# AIM OF THE EXERCISE:
Tally the lines containing the word "Daily", and report the tally alone.

>> start

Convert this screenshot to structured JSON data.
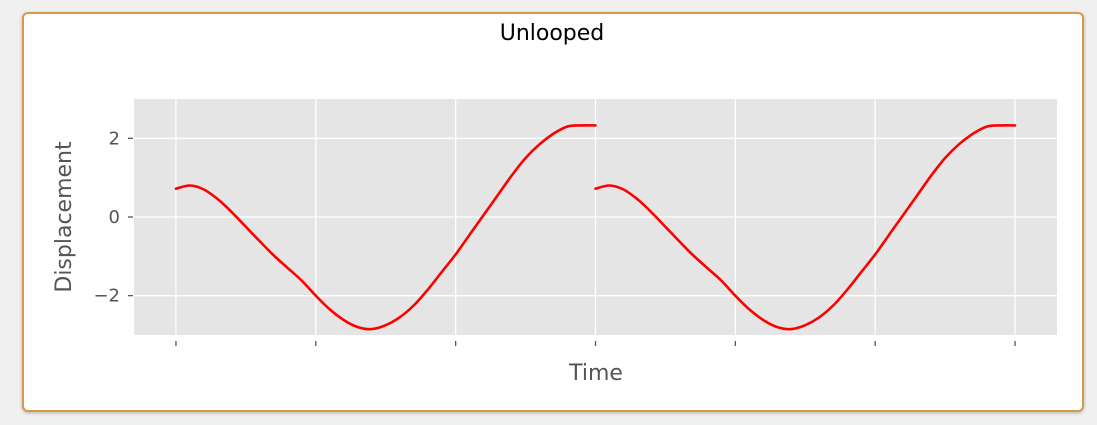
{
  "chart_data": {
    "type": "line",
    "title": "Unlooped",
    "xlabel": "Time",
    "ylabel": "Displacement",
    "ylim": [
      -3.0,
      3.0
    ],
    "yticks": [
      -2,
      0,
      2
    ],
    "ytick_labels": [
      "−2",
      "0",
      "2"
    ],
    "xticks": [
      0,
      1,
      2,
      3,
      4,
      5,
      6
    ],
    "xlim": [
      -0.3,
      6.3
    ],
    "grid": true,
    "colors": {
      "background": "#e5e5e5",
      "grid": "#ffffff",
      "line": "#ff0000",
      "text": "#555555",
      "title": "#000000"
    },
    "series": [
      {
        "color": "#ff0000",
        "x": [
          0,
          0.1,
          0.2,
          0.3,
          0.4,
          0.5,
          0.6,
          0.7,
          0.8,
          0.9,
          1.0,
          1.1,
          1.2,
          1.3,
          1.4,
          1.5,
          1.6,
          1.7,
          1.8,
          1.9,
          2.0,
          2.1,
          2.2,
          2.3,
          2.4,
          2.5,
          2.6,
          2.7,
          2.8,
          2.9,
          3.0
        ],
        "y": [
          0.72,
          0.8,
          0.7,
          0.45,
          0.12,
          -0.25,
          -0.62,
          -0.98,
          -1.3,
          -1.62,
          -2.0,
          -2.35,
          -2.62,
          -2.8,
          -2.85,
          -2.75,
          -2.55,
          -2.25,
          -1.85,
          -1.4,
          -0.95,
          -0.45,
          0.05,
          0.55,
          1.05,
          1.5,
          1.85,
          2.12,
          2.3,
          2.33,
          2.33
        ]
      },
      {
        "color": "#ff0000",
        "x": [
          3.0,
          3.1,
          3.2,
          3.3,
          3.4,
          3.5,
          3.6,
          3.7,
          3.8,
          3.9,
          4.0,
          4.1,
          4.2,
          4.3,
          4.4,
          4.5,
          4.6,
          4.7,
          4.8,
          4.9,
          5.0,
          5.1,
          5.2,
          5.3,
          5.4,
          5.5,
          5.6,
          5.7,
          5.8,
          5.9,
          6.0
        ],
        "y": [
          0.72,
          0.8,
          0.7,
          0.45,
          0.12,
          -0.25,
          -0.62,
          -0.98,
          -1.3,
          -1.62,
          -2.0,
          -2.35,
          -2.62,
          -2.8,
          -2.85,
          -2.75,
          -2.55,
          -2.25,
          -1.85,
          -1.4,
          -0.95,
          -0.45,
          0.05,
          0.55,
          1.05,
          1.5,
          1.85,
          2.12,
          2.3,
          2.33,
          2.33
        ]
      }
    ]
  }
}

>> end
>> start

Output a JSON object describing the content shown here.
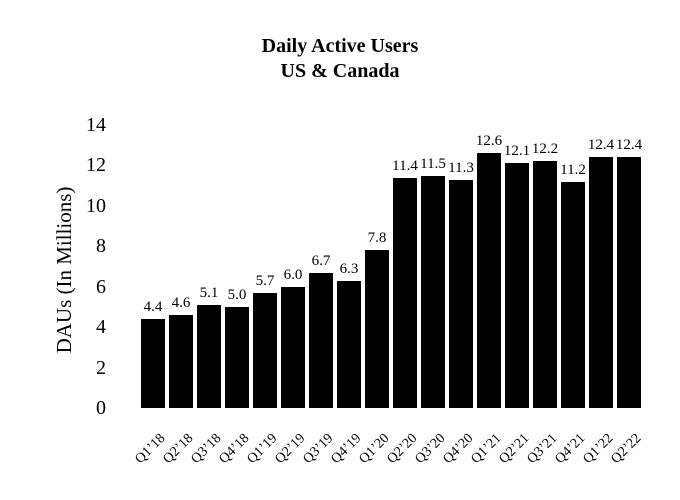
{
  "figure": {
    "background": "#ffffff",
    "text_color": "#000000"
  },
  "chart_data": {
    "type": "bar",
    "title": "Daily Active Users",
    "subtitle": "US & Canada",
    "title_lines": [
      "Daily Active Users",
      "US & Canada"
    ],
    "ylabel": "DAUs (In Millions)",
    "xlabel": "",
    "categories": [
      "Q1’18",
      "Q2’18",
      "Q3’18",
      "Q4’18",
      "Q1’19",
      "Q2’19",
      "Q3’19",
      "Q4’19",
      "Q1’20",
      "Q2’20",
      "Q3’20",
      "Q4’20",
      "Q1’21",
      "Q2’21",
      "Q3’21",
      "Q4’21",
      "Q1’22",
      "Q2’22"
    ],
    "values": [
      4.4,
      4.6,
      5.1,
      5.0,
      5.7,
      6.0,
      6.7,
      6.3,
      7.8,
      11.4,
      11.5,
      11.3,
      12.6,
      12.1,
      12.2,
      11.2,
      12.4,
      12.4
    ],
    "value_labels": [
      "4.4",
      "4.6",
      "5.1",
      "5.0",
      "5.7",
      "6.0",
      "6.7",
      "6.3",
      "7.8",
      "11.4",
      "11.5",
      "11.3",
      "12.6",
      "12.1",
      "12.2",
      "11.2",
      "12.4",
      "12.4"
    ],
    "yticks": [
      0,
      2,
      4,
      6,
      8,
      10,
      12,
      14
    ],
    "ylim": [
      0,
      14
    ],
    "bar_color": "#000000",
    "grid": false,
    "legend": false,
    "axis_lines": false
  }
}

>> end
>> start

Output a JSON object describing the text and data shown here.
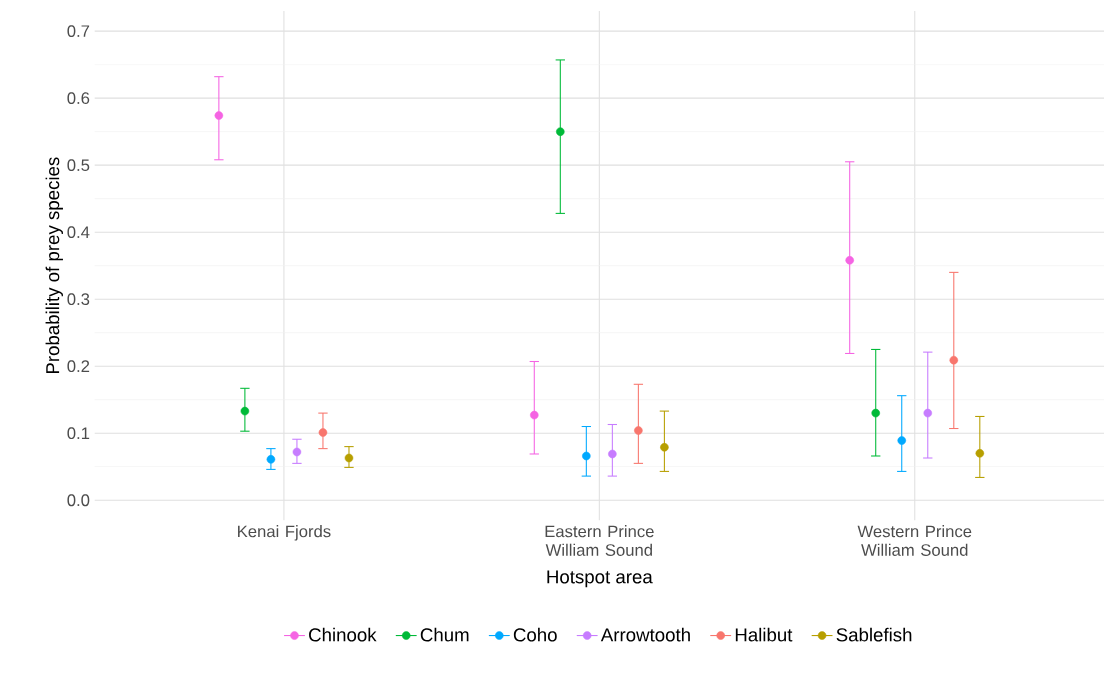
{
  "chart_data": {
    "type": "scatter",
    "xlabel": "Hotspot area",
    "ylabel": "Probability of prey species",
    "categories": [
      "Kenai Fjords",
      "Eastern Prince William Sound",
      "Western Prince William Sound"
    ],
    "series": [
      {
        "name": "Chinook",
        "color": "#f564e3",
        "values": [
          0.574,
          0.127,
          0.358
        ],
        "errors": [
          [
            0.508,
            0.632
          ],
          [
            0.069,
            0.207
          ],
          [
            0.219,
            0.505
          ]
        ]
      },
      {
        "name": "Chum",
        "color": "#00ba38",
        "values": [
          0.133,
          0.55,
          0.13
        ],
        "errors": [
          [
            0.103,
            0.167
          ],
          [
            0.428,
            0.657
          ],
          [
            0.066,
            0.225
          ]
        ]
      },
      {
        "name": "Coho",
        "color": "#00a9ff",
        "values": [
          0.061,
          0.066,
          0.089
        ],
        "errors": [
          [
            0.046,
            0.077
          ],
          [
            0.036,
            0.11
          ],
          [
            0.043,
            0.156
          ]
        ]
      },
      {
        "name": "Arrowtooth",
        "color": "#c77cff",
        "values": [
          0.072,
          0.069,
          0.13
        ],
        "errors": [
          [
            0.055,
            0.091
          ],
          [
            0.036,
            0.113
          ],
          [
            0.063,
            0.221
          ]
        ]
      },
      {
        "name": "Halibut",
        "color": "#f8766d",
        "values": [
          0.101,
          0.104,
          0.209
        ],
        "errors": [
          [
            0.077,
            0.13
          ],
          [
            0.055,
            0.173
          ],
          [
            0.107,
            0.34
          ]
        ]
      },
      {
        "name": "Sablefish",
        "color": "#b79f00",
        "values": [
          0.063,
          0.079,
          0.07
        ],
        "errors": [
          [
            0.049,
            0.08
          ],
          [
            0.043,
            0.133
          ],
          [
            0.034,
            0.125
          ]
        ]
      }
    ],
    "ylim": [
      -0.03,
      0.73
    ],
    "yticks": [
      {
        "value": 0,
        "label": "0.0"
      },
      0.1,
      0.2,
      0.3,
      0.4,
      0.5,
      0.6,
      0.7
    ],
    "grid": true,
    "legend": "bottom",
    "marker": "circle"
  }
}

>> end

# TASK SOLUTION:
2